● RECORD EXCERPTS
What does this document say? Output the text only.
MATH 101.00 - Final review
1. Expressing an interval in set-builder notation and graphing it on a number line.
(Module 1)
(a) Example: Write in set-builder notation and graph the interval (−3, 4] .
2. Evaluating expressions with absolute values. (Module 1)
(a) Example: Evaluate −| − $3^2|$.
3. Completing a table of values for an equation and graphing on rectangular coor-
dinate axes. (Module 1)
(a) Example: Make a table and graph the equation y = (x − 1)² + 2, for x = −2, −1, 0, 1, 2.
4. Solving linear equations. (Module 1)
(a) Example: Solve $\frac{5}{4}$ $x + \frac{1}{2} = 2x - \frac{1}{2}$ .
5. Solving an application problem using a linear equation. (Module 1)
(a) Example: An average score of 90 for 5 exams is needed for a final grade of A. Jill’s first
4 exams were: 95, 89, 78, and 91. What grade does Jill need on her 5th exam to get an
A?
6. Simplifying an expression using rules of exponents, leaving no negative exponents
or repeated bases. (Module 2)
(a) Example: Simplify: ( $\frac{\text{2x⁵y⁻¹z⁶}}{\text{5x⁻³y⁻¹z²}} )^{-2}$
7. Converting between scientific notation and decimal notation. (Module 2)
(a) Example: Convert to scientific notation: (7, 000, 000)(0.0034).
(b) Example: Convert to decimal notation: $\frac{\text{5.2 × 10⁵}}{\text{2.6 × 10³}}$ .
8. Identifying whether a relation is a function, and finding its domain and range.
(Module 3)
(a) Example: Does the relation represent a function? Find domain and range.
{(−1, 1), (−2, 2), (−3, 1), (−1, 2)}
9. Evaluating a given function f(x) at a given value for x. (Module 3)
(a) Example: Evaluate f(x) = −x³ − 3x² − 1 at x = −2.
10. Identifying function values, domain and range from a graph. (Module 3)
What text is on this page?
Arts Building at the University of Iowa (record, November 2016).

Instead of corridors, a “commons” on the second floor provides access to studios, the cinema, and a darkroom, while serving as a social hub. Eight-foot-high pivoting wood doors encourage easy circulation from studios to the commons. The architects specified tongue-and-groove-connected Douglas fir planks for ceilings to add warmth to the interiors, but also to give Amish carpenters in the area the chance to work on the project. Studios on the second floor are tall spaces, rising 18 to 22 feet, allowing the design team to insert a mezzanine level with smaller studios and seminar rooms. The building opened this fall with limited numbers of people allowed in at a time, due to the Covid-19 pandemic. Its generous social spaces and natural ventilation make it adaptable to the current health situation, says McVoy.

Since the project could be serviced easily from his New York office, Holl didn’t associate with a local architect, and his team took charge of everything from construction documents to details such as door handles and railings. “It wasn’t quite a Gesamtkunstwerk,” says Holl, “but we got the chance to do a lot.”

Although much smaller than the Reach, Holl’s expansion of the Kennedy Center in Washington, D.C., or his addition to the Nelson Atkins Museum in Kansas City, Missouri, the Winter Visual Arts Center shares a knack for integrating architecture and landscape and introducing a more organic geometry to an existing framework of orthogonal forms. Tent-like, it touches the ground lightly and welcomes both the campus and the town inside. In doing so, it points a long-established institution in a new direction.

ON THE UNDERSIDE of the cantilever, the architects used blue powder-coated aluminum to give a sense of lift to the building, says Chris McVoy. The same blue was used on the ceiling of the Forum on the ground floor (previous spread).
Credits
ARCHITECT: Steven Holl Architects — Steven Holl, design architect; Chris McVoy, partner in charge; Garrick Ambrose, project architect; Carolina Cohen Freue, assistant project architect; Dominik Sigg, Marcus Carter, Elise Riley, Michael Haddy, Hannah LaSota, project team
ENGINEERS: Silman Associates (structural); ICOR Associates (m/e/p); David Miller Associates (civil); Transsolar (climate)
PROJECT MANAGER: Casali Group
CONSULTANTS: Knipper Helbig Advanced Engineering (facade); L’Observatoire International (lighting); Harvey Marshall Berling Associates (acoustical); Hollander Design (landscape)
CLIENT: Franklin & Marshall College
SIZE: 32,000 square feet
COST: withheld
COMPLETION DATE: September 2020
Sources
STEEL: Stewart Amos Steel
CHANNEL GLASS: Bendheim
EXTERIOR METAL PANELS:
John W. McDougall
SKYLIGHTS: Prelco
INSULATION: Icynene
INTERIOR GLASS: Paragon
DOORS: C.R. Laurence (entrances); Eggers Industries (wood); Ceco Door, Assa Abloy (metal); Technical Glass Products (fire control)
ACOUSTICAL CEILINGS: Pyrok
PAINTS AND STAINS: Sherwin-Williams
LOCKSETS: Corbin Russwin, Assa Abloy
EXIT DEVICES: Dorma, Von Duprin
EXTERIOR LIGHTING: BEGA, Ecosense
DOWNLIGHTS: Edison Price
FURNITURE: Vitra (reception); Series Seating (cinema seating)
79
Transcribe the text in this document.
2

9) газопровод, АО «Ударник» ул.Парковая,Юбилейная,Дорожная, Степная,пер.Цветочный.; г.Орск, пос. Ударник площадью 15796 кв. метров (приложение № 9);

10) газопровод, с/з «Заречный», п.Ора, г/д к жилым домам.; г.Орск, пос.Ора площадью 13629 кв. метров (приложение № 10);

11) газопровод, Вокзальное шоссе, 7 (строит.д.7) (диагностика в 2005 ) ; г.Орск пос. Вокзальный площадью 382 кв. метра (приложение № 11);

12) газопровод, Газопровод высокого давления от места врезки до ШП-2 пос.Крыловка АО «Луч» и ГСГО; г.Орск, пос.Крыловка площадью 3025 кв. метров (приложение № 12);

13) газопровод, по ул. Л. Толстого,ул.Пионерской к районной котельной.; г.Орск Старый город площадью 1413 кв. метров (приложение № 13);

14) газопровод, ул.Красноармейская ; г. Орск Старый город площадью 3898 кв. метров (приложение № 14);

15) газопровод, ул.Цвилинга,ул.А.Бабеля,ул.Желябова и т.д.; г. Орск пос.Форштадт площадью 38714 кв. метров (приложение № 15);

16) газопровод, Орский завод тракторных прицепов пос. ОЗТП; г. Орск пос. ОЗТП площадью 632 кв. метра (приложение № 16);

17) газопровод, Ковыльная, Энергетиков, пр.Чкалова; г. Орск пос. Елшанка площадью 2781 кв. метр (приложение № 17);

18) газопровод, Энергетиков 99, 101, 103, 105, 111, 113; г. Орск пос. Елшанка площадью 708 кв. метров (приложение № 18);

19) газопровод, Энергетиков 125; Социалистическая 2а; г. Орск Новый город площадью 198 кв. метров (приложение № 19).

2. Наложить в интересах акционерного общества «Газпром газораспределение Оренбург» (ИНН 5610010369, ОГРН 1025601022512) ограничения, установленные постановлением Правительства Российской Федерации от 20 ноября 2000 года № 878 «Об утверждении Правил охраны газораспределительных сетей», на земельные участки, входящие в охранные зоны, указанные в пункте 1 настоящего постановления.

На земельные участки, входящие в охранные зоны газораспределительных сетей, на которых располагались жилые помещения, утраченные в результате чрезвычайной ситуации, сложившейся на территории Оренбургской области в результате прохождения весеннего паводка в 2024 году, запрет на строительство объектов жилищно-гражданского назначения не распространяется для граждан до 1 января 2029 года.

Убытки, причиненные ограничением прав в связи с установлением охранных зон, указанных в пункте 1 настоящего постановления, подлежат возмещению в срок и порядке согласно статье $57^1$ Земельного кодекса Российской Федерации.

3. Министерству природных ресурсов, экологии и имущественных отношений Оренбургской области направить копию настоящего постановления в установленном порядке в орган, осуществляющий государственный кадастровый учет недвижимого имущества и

● EXERCISE REQUIREMENTS
Your task is to transcribe the listing above in full, exactly as given.

● SOLUTION
What does this document say? Output the text only.
MATH 101.00 - Final review
1. Expressing an interval in set-builder notation and graphing it on a number line.
(Module 1)
(a) Example: Write in set-builder notation and graph the interval (−3, 4] .
2. Evaluating expressions with absolute values. (Module 1)
(a) Example: Evaluate −| − $3^2|$.
3. Completing a table of values for an equation and graphing on rectangular coor-
dinate axes. (Module 1)
(a) Example: Make a table and graph the equation y = (x − 1)² + 2, for x = −2, −1, 0, 1, 2.
4. Solving linear equations. (Module 1)
(a) Example: Solve $\frac{5}{4}$ $x + \frac{1}{2} = 2x - \frac{1}{2}$ .
5. Solving an application problem using a linear equation. (Module 1)
(a) Example: An average score of 90 for 5 exams is needed for a final grade of A. Jill’s first
4 exams were: 95, 89, 78, and 91. What grade does Jill need on her 5th exam to get an
A?
6. Simplifying an expression using rules of exponents, leaving no negative exponents
or repeated bases. (Module 2)
(a) Example: Simplify: ( $\frac{\text{2x⁵y⁻¹z⁶}}{\text{5x⁻³y⁻¹z²}} )^{-2}$
7. Converting between scientific notation and decimal notation. (Module 2)
(a) Example: Convert to scientific notation: (7, 000, 000)(0.0034).
(b) Example: Convert to decimal notation: $\frac{\text{5.2 × 10⁵}}{\text{2.6 × 10³}}$ .
8. Identifying whether a relation is a function, and finding its domain and range.
(Module 3)
(a) Example: Does the relation represent a function? Find domain and range.
{(−1, 1), (−2, 2), (−3, 1), (−1, 2)}
9. Evaluating a given function f(x) at a given value for x. (Module 3)
(a) Example: Evaluate f(x) = −x³ − 3x² − 1 at x = −2.
10. Identifying function values, domain and range from a graph. (Module 3)
What text is on this page?
Arts Building at the University of Iowa (record, November 2016).

Instead of corridors, a “commons” on the second floor provides access to studios, the cinema, and a darkroom, while serving as a social hub. Eight-foot-high pivoting wood doors encourage easy circulation from studios to the commons. The architects specified tongue-and-groove-connected Douglas fir planks for ceilings to add warmth to the interiors, but also to give Amish carpenters in the area the chance to work on the project. Studios on the second floor are tall spaces, rising 18 to 22 feet, allowing the design team to insert a mezzanine level with smaller studios and seminar rooms. The building opened this fall with limited numbers of people allowed in at a time, due to the Covid-19 pandemic. Its generous social spaces and natural ventilation make it adaptable to the current health situation, says McVoy.

Since the project could be serviced easily from his New York office, Holl didn’t associate with a local architect, and his team took charge of everything from construction documents to details such as door handles and railings. “It wasn’t quite a Gesamtkunstwerk,” says Holl, “but we got the chance to do a lot.”

Although much smaller than the Reach, Holl’s expansion of the Kennedy Center in Washington, D.C., or his addition to the Nelson Atkins Museum in Kansas City, Missouri, the Winter Visual Arts Center shares a knack for integrating architecture and landscape and introducing a more organic geometry to an existing framework of orthogonal forms. Tent-like, it touches the ground lightly and welcomes both the campus and the town inside. In doing so, it points a long-established institution in a new direction.

ON THE UNDERSIDE of the cantilever, the architects used blue powder-coated aluminum to give a sense of lift to the building, says Chris McVoy. The same blue was used on the ceiling of the Forum on the ground floor (previous spread).
Credits
ARCHITECT: Steven Holl Architects — Steven Holl, design architect; Chris McVoy, partner in charge; Garrick Ambrose, project architect; Carolina Cohen Freue, assistant project architect; Dominik Sigg, Marcus Carter, Elise Riley, Michael Haddy, Hannah LaSota, project team
ENGINEERS: Silman Associates (structural); ICOR Associates (m/e/p); David Miller Associates (civil); Transsolar (climate)
PROJECT MANAGER: Casali Group
CONSULTANTS: Knipper Helbig Advanced Engineering (facade); L’Observatoire International (lighting); Harvey Marshall Berling Associates (acoustical); Hollander Design (landscape)
CLIENT: Franklin & Marshall College
SIZE: 32,000 square feet
COST: withheld
COMPLETION DATE: September 2020
Sources
STEEL: Stewart Amos Steel
CHANNEL GLASS: Bendheim
EXTERIOR METAL PANELS:
John W. McDougall
SKYLIGHTS: Prelco
INSULATION: Icynene
INTERIOR GLASS: Paragon
DOORS: C.R. Laurence (entrances); Eggers Industries (wood); Ceco Door, Assa Abloy (metal); Technical Glass Products (fire control)
ACOUSTICAL CEILINGS: Pyrok
PAINTS AND STAINS: Sherwin-Williams
LOCKSETS: Corbin Russwin, Assa Abloy
EXIT DEVICES: Dorma, Von Duprin
EXTERIOR LIGHTING: BEGA, Ecosense
DOWNLIGHTS: Edison Price
FURNITURE: Vitra (reception); Series Seating (cinema seating)
79
Transcribe the text in this document.
2

9) газопровод, АО «Ударник» ул.Парковая,Юбилейная,Дорожная, Степная,пер.Цветочный.; г.Орск, пос. Ударник площадью 15796 кв. метров (приложение № 9);

10) газопровод, с/з «Заречный», п.Ора, г/д к жилым домам.; г.Орск, пос.Ора площадью 13629 кв. метров (приложение № 10);

11) газопровод, Вокзальное шоссе, 7 (строит.д.7) (диагностика в 2005 ) ; г.Орск пос. Вокзальный площадью 382 кв. метра (приложение № 11);

12) газопровод, Газопровод высокого давления от места врезки до ШП-2 пос.Крыловка АО «Луч» и ГСГО; г.Орск, пос.Крыловка площадью 3025 кв. метров (приложение № 12);

13) газопровод, по ул. Л. Толстого,ул.Пионерской к районной котельной.; г.Орск Старый город площадью 1413 кв. метров (приложение № 13);

14) газопровод, ул.Красноармейская ; г. Орск Старый город площадью 3898 кв. метров (приложение № 14);

15) газопровод, ул.Цвилинга,ул.А.Бабеля,ул.Желябова и т.д.; г. Орск пос.Форштадт площадью 38714 кв. метров (приложение № 15);

16) газопровод, Орский завод тракторных прицепов пос. ОЗТП; г. Орск пос. ОЗТП площадью 632 кв. метра (приложение № 16);

17) газопровод, Ковыльная, Энергетиков, пр.Чкалова; г. Орск пос. Елшанка площадью 2781 кв. метр (приложение № 17);

18) газопровод, Энергетиков 99, 101, 103, 105, 111, 113; г. Орск пос. Елшанка площадью 708 кв. метров (приложение № 18);

19) газопровод, Энергетиков 125; Социалистическая 2а; г. Орск Новый город площадью 198 кв. метров (приложение № 19).

2. Наложить в интересах акционерного общества «Газпром газораспределение Оренбург» (ИНН 5610010369, ОГРН 1025601022512) ограничения, установленные постановлением Правительства Российской Федерации от 20 ноября 2000 года № 878 «Об утверждении Правил охраны газораспределительных сетей», на земельные участки, входящие в охранные зоны, указанные в пункте 1 настоящего постановления.

На земельные участки, входящие в охранные зоны газораспределительных сетей, на которых располагались жилые помещения, утраченные в результате чрезвычайной ситуации, сложившейся на территории Оренбургской области в результате прохождения весеннего паводка в 2024 году, запрет на строительство объектов жилищно-гражданского назначения не распространяется для граждан до 1 января 2029 года.

Убытки, причиненные ограничением прав в связи с установлением охранных зон, указанных в пункте 1 настоящего постановления, подлежат возмещению в срок и порядке согласно статье $57^1$ Земельного кодекса Российской Федерации.

3. Министерству природных ресурсов, экологии и имущественных отношений Оренбургской области направить копию настоящего постановления в установленном порядке в орган, осуществляющий государственный кадастровый учет недвижимого имущества и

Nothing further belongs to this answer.